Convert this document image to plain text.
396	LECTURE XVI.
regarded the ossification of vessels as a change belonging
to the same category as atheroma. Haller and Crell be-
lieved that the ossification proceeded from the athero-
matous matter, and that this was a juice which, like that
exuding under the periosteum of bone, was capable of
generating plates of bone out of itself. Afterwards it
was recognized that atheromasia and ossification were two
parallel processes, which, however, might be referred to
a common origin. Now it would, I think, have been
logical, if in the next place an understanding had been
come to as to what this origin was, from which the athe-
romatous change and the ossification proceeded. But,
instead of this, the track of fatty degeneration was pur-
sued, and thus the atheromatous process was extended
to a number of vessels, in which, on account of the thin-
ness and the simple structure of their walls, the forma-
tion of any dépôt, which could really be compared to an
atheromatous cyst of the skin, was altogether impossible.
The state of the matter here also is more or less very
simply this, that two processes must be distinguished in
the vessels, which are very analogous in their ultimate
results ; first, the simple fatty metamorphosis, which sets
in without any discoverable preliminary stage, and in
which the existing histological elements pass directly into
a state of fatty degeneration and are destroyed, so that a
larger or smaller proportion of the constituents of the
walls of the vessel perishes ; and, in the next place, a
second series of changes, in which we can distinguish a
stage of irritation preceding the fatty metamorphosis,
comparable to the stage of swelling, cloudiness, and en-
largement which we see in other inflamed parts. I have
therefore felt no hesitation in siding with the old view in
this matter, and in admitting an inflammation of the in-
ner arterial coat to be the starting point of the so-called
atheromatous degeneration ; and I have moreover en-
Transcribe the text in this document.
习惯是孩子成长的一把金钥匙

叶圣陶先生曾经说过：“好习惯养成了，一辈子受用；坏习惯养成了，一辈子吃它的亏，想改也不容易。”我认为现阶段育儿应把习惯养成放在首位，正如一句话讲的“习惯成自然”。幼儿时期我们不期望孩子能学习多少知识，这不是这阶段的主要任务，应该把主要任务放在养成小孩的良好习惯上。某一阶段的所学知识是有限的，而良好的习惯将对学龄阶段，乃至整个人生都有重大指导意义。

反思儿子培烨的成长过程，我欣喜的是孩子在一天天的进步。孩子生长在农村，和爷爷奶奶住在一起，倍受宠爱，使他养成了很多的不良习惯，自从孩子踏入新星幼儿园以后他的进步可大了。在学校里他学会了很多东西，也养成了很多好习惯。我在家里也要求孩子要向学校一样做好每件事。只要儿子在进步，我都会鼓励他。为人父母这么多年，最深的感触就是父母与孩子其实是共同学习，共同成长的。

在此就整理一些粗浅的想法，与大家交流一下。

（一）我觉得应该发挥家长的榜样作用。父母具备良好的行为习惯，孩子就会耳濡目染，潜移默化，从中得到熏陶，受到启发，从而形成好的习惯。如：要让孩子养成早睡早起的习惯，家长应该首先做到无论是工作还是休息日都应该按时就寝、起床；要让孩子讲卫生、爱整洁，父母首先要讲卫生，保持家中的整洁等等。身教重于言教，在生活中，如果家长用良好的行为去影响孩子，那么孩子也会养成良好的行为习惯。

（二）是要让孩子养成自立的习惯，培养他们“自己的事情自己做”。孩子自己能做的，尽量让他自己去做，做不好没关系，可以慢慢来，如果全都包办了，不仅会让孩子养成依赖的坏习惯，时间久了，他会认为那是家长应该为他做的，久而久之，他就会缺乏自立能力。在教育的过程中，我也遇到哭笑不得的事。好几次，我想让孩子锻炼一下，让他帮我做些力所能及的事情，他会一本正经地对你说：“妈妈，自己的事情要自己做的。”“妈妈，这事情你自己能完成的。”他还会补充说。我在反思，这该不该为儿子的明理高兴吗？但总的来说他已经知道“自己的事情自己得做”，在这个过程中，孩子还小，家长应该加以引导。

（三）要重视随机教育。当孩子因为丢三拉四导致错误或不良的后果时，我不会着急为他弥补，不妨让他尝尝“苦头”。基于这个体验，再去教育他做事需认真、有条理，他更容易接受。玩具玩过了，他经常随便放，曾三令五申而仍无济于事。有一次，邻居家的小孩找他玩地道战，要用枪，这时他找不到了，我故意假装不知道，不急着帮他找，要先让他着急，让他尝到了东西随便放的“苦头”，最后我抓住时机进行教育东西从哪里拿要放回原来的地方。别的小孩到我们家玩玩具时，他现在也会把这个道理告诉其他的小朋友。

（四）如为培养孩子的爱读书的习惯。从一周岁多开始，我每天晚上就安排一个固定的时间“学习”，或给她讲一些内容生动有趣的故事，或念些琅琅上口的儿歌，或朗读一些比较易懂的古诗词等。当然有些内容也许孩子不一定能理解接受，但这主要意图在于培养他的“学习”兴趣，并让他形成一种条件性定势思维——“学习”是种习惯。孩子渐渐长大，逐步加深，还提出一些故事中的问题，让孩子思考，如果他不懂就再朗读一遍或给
--------------------
> Task brief:
Lines from the records above that hold "bone" are the ones to list.

> Task output:
exuding under the periosteum of bone, was capable of
generating plates of bone out of itself. Afterwards it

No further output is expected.